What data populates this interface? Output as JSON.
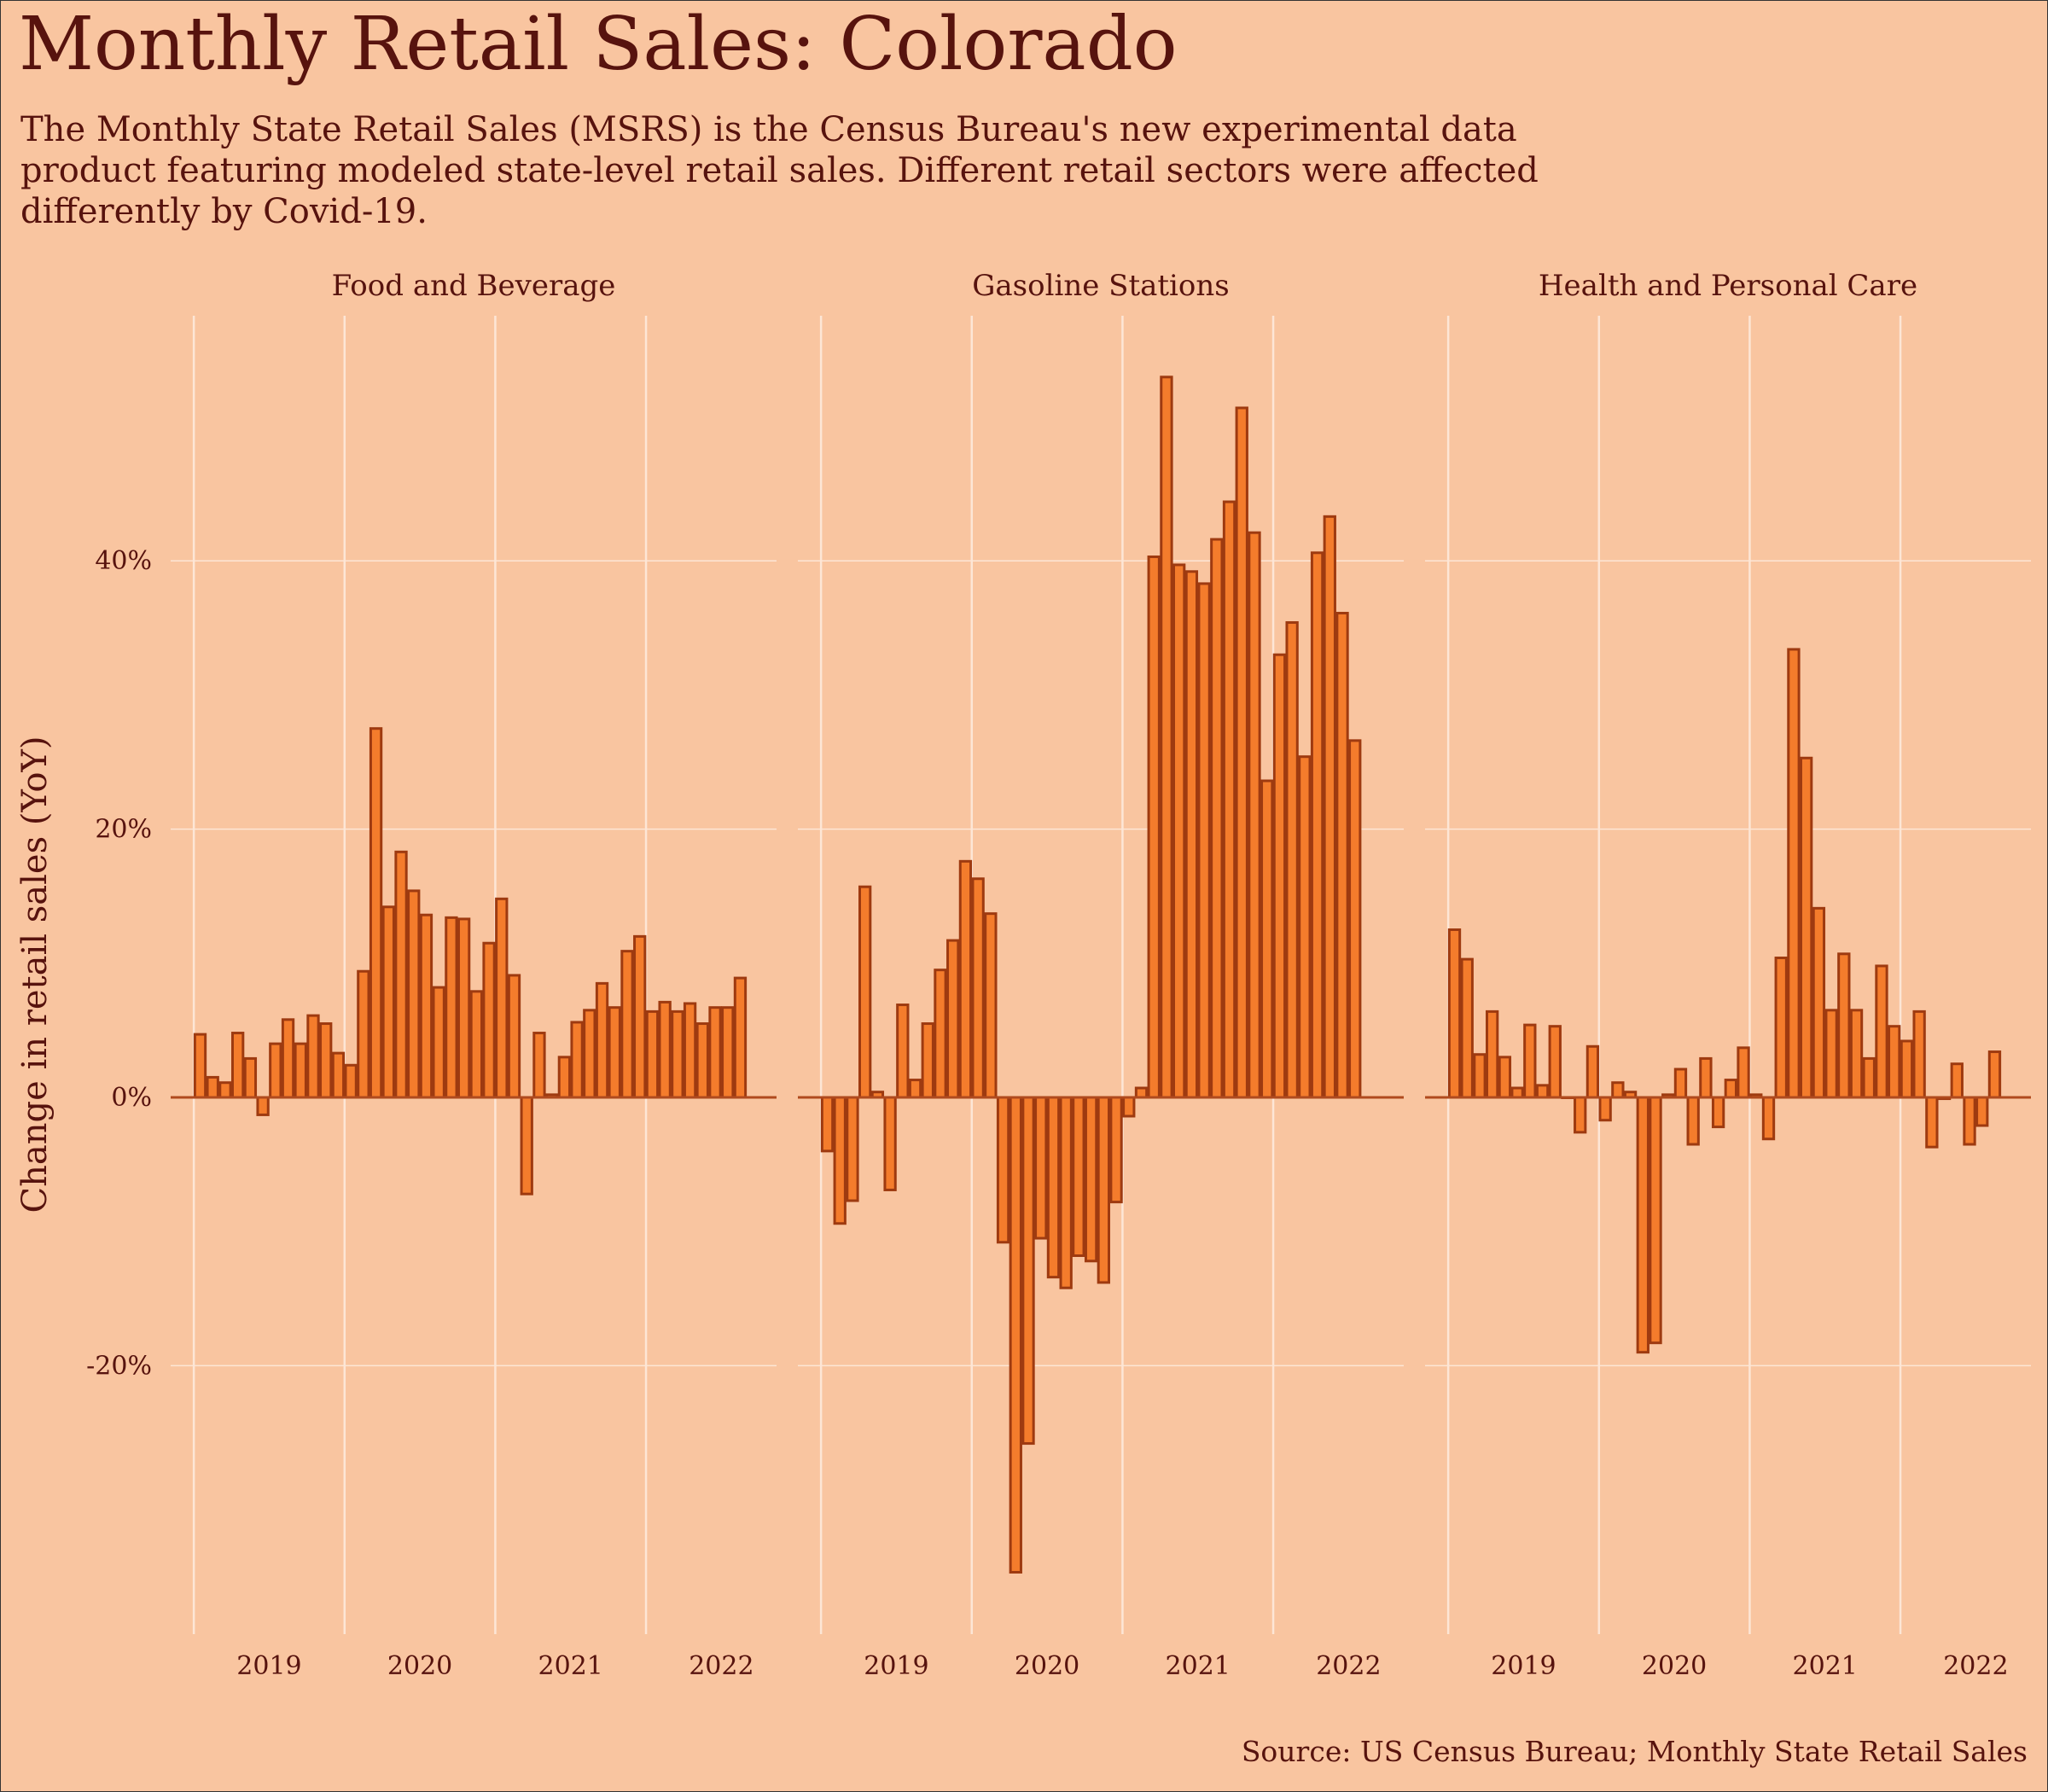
{
  "title": "Monthly Retail Sales: Colorado",
  "subtitle": "The Monthly State Retail Sales (MSRS) is the Census Bureau's new experimental data product featuring modeled state-level retail sales. Different retail sectors were affected differently by Covid-19.",
  "caption": "Source: US Census Bureau; Monthly State Retail Sales",
  "colors": {
    "background": "#f9c5a0",
    "bar_fill": "#f47c2c",
    "bar_stroke": "#9e3a10",
    "grid": "#fde6d6",
    "zero_line": "#b04a1e",
    "text": "#57130e"
  },
  "chart_data": {
    "type": "bar",
    "ylabel": "Change in retail sales (YoY)",
    "ylim": [
      -40,
      57
    ],
    "y_ticks": [
      -20,
      0,
      20,
      40
    ],
    "y_tick_labels": [
      "-20%",
      "0%",
      "20%",
      "40%"
    ],
    "x_ticks": [
      "2019",
      "2020",
      "2021",
      "2022"
    ],
    "grid": true,
    "first_month": "2019-01",
    "panels": [
      {
        "name": "Food and Beverage",
        "values": [
          4.7,
          1.5,
          1.1,
          4.8,
          2.9,
          -1.3,
          4.0,
          5.8,
          4.0,
          6.1,
          5.5,
          3.3,
          2.4,
          9.4,
          27.5,
          14.2,
          18.3,
          15.4,
          13.6,
          8.2,
          13.4,
          13.3,
          7.9,
          11.5,
          14.8,
          9.1,
          -7.2,
          4.8,
          0.2,
          3.0,
          5.6,
          6.5,
          8.5,
          6.7,
          10.9,
          12.0,
          6.4,
          7.1,
          6.4,
          7.0,
          5.5,
          6.7,
          6.7,
          8.9
        ]
      },
      {
        "name": "Gasoline Stations",
        "values": [
          -4.0,
          -9.4,
          -7.7,
          15.7,
          0.4,
          -6.9,
          6.9,
          1.3,
          5.5,
          9.5,
          11.7,
          17.6,
          16.3,
          13.7,
          -10.8,
          -35.4,
          -25.8,
          -10.5,
          -13.4,
          -14.2,
          -11.8,
          -12.2,
          -13.8,
          -7.8,
          -1.4,
          0.7,
          40.3,
          53.7,
          39.7,
          39.2,
          38.3,
          41.6,
          44.4,
          51.4,
          42.1,
          23.6,
          33.0,
          35.4,
          25.4,
          40.6,
          43.3,
          36.1,
          26.6
        ]
      },
      {
        "name": "Health and Personal Care",
        "values": [
          12.5,
          10.3,
          3.2,
          6.4,
          3.0,
          0.7,
          5.4,
          0.9,
          5.3,
          0,
          -2.6,
          3.8,
          -1.7,
          1.1,
          0.4,
          -19.0,
          -18.3,
          0.2,
          2.1,
          -3.5,
          2.9,
          -2.2,
          1.3,
          3.7,
          0.2,
          -3.1,
          10.4,
          33.4,
          25.3,
          14.1,
          6.5,
          10.7,
          6.5,
          2.9,
          9.8,
          5.3,
          4.2,
          6.4,
          -3.7,
          -0.1,
          2.5,
          -3.5,
          -2.1,
          3.4
        ]
      }
    ]
  }
}
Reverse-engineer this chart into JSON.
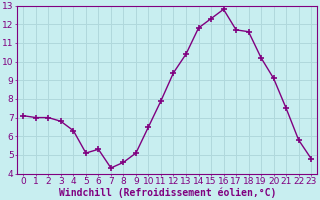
{
  "x": [
    0,
    1,
    2,
    3,
    4,
    5,
    6,
    7,
    8,
    9,
    10,
    11,
    12,
    13,
    14,
    15,
    16,
    17,
    18,
    19,
    20,
    21,
    22,
    23
  ],
  "y": [
    7.1,
    7.0,
    7.0,
    6.8,
    6.3,
    5.1,
    5.3,
    4.3,
    4.6,
    5.1,
    6.5,
    7.9,
    9.4,
    10.4,
    11.8,
    12.3,
    12.8,
    11.7,
    11.6,
    10.2,
    9.1,
    7.5,
    5.8,
    4.8
  ],
  "line_color": "#800080",
  "marker": "+",
  "marker_size": 4,
  "bg_color": "#c8eef0",
  "grid_color": "#b0d8dc",
  "xlabel": "Windchill (Refroidissement éolien,°C)",
  "ylabel": "",
  "ylim": [
    4,
    13
  ],
  "xlim": [
    -0.5,
    23.5
  ],
  "yticks": [
    4,
    5,
    6,
    7,
    8,
    9,
    10,
    11,
    12,
    13
  ],
  "xticks": [
    0,
    1,
    2,
    3,
    4,
    5,
    6,
    7,
    8,
    9,
    10,
    11,
    12,
    13,
    14,
    15,
    16,
    17,
    18,
    19,
    20,
    21,
    22,
    23
  ],
  "tick_label_fontsize": 6.5,
  "xlabel_fontsize": 7,
  "line_width": 1.0,
  "marker_linewidth": 1.2
}
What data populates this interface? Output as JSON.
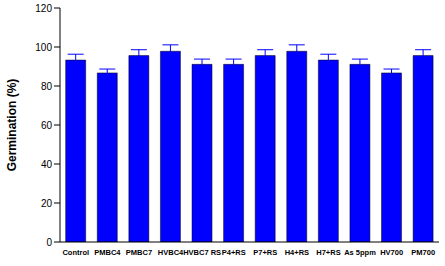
{
  "chart_data": {
    "type": "bar",
    "y_label": "Germination (%)",
    "categories": [
      "Control",
      "PMBC4",
      "PMBC7",
      "HVBC4",
      "HVBC7 RS",
      "P4+RS",
      "P7+RS",
      "H4+RS",
      "H7+RS",
      "As 5ppm",
      "HV700",
      "PM700"
    ],
    "values": [
      93.3,
      86.7,
      95.6,
      97.8,
      91.1,
      91.1,
      95.6,
      97.8,
      93.3,
      91.1,
      86.7,
      95.6
    ],
    "errors": [
      3,
      2,
      3,
      3.3,
      2.7,
      2.7,
      3,
      3.3,
      3,
      2.7,
      2,
      3
    ],
    "color": "#0000ff",
    "ylim": [
      0,
      120
    ],
    "yticks": [
      0,
      20,
      40,
      60,
      80,
      100,
      120
    ]
  }
}
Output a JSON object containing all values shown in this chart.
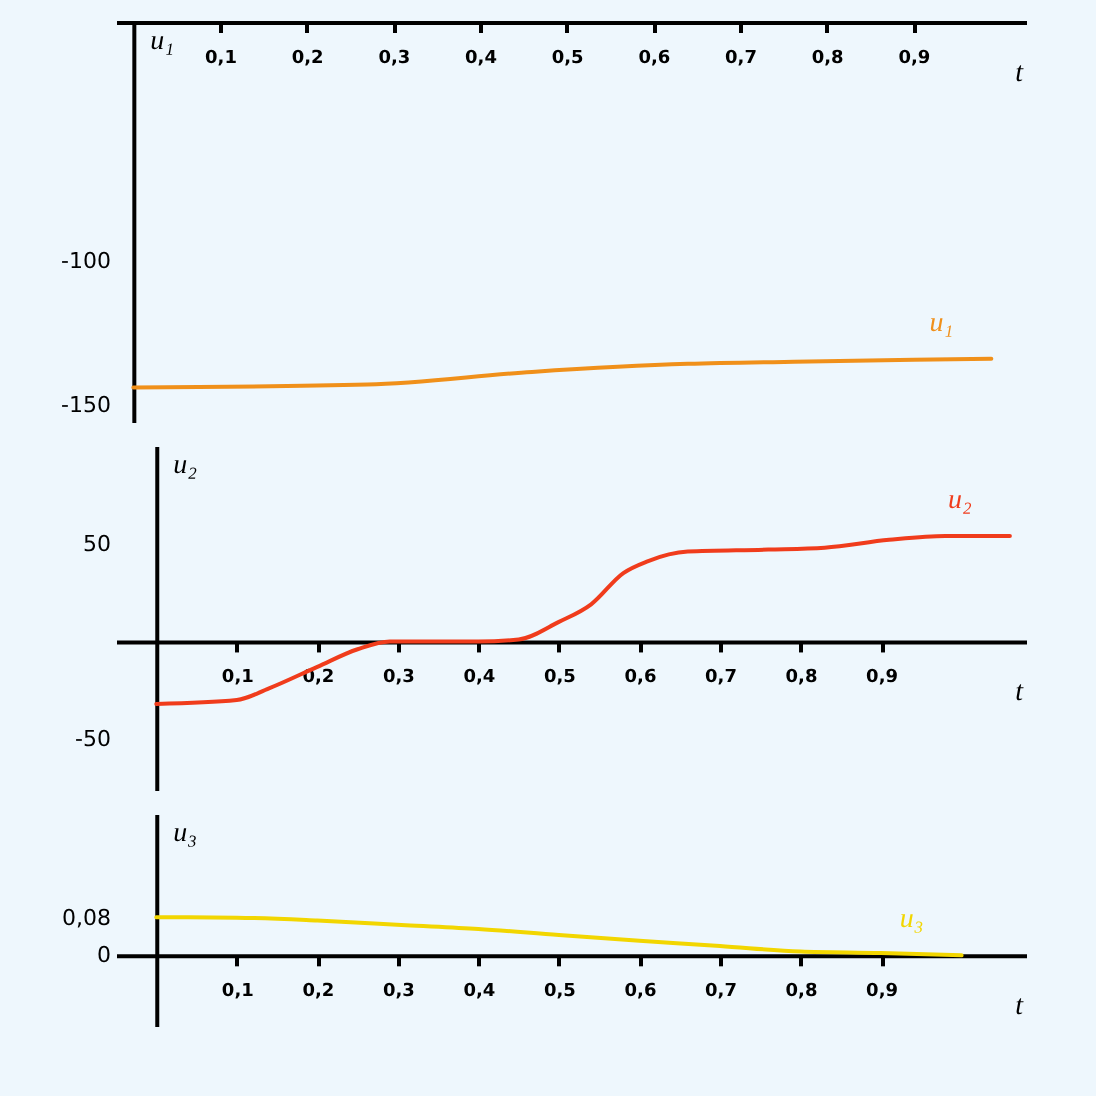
{
  "chart_data": [
    {
      "type": "line",
      "xlabel": "t",
      "ylabel": "u₁",
      "x": [
        0,
        0.27,
        0.46,
        0.64,
        0.78,
        0.99
      ],
      "series": [
        {
          "name": "u₁",
          "color": "#f0901a",
          "values": [
            -144,
            -143,
            -138.6,
            -135.8,
            -135,
            -134
          ]
        }
      ],
      "xlim": [
        -0.02,
        1.03
      ],
      "xticks": [
        {
          "value": 0.1,
          "label": "0,1"
        },
        {
          "value": 0.2,
          "label": "0,2"
        },
        {
          "value": 0.3,
          "label": "0,3"
        },
        {
          "value": 0.4,
          "label": "0,4"
        },
        {
          "value": 0.5,
          "label": "0,5"
        },
        {
          "value": 0.6,
          "label": "0,6"
        },
        {
          "value": 0.7,
          "label": "0,7"
        },
        {
          "value": 0.8,
          "label": "0,8"
        },
        {
          "value": 0.9,
          "label": "0,9"
        }
      ],
      "ylim": [
        -156,
        -17
      ],
      "yticks": [
        -150,
        -100
      ]
    },
    {
      "type": "line",
      "xlabel": "t",
      "ylabel": "u₂",
      "x": [
        0,
        0.1,
        0.14,
        0.2,
        0.25,
        0.29,
        0.35,
        0.4,
        0.45,
        0.5,
        0.54,
        0.58,
        0.61,
        0.66,
        0.76,
        0.83,
        0.91,
        0.98,
        1.06
      ],
      "series": [
        {
          "name": "u₂",
          "color": "#f03c1c",
          "values": [
            -32,
            -30,
            -24,
            -13,
            -4,
            0,
            0,
            0,
            1,
            10,
            19,
            35,
            41,
            46,
            47,
            48,
            52,
            54,
            54
          ]
        }
      ],
      "xlim": [
        -0.05,
        1.08
      ],
      "xticks": [
        {
          "value": 0.1,
          "label": "0,1"
        },
        {
          "value": 0.2,
          "label": "0,2"
        },
        {
          "value": 0.3,
          "label": "0,3"
        },
        {
          "value": 0.4,
          "label": "0,4"
        },
        {
          "value": 0.5,
          "label": "0,5"
        },
        {
          "value": 0.6,
          "label": "0,6"
        },
        {
          "value": 0.7,
          "label": "0,7"
        },
        {
          "value": 0.8,
          "label": "0,8"
        },
        {
          "value": 0.9,
          "label": "0,9"
        }
      ],
      "ylim": [
        -76,
        100
      ],
      "yticks": [
        -50,
        50
      ]
    },
    {
      "type": "line",
      "xlabel": "t",
      "ylabel": "u₃",
      "x": [
        0,
        0.1,
        0.2,
        0.31,
        0.4,
        0.5,
        0.6,
        0.7,
        0.8,
        0.9,
        1.0
      ],
      "series": [
        {
          "name": "u₃",
          "color": "#f2d600",
          "values": [
            0.081,
            0.08,
            0.074,
            0.064,
            0.056,
            0.043,
            0.031,
            0.02,
            0.008,
            0.005,
            0
          ]
        }
      ],
      "xlim": [
        -0.05,
        1.08
      ],
      "xticks": [
        {
          "value": 0.1,
          "label": "0,1"
        },
        {
          "value": 0.2,
          "label": "0,2"
        },
        {
          "value": 0.3,
          "label": "0,3"
        },
        {
          "value": 0.4,
          "label": "0,4"
        },
        {
          "value": 0.5,
          "label": "0,5"
        },
        {
          "value": 0.6,
          "label": "0,6"
        },
        {
          "value": 0.7,
          "label": "0,7"
        },
        {
          "value": 0.8,
          "label": "0,8"
        },
        {
          "value": 0.9,
          "label": "0,9"
        }
      ],
      "ylim": [
        -0.15,
        0.3
      ],
      "yticks": [
        {
          "value": 0.08,
          "label": "0,08"
        },
        0
      ]
    }
  ]
}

THE TASK:
Copy out every line of the data that includes "State".

TASK ANSWER:
  "subtitle": "The Monthly State Retail Sales (MSRS) is the Census Bureau's new experimental data product featuring modeled state-level retail sales. Different retail sectors were affected differently by Covid-19.",
  "caption": "Source: US Census Bureau; Monthly State Retail Sales",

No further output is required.